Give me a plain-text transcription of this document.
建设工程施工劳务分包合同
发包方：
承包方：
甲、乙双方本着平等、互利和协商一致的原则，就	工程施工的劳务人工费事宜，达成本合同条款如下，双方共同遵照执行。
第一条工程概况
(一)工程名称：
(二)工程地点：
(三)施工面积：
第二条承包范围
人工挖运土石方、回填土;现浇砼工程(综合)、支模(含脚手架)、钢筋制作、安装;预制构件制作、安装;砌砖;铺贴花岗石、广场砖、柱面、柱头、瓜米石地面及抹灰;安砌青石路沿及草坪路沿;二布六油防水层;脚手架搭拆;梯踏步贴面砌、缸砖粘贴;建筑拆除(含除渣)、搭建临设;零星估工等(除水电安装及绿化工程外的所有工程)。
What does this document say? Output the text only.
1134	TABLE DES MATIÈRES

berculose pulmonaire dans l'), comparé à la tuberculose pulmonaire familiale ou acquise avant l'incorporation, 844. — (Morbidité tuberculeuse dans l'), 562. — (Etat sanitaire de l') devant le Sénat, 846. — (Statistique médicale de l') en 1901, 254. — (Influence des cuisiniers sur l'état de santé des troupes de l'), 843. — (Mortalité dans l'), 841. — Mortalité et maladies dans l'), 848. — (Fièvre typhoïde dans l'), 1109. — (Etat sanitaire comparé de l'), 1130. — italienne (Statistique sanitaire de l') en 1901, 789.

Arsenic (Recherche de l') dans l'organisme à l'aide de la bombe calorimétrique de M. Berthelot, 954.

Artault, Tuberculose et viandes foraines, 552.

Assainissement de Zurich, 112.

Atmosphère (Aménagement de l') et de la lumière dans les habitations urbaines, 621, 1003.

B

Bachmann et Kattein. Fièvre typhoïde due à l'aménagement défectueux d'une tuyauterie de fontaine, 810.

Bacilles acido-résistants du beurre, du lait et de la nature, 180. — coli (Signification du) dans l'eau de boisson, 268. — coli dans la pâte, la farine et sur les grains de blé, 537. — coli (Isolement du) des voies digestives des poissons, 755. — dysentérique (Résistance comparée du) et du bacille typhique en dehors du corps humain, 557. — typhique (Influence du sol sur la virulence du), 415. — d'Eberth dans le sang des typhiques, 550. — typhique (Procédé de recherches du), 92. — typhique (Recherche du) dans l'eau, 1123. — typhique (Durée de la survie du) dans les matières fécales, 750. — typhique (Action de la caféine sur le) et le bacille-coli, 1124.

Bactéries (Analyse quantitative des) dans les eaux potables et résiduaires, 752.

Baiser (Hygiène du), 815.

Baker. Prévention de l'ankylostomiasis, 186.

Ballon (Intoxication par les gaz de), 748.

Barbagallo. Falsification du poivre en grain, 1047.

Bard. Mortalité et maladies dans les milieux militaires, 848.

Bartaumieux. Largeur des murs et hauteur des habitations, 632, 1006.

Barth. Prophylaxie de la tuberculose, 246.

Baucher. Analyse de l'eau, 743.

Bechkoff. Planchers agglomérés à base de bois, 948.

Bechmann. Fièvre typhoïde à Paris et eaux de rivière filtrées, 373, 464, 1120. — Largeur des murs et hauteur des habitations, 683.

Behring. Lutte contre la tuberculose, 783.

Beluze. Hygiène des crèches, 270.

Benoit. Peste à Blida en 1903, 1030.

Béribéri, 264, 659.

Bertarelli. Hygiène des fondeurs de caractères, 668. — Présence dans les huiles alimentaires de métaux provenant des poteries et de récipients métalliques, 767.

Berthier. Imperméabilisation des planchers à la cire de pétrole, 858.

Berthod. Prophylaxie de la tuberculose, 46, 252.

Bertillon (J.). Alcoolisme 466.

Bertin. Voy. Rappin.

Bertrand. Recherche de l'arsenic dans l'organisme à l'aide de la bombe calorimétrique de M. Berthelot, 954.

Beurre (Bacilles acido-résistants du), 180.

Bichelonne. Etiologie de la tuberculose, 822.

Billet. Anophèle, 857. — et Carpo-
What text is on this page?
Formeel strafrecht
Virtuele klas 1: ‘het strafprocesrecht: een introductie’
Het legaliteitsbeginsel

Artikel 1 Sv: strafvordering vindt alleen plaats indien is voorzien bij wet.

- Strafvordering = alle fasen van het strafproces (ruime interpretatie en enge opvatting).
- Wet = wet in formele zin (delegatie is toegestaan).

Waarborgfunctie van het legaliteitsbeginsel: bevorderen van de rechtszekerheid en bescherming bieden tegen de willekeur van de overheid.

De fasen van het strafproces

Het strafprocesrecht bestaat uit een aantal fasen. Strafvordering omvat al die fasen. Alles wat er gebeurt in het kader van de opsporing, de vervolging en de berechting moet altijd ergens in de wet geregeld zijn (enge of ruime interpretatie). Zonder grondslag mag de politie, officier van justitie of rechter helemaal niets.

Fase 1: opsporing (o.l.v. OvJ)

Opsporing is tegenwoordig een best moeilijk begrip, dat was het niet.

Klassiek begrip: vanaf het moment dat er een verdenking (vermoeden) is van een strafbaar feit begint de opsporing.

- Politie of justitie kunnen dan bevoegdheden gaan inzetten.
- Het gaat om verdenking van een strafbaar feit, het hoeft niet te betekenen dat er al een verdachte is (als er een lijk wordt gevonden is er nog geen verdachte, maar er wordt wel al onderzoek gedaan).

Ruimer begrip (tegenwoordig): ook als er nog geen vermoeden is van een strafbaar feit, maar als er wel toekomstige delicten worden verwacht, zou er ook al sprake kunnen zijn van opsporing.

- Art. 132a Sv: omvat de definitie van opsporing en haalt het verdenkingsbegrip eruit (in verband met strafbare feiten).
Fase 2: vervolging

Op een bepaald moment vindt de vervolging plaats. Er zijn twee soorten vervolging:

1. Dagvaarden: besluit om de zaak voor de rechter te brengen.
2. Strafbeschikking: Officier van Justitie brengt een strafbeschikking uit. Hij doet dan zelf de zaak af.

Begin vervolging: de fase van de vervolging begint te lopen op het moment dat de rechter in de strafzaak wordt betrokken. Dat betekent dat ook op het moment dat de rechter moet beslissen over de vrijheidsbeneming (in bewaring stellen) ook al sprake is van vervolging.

•••

Aim: Copy each line holding the word "eaux" from the listing above.

Problem solution:
Bactéries (Analyse quantitative des) dans les eaux potables et résiduaires, 752.
Bechmann. Fièvre typhoïde à Paris et eaux de rivière filtrées, 373, 464, 1120. — Largeur des murs et hauteur des habitations, 683.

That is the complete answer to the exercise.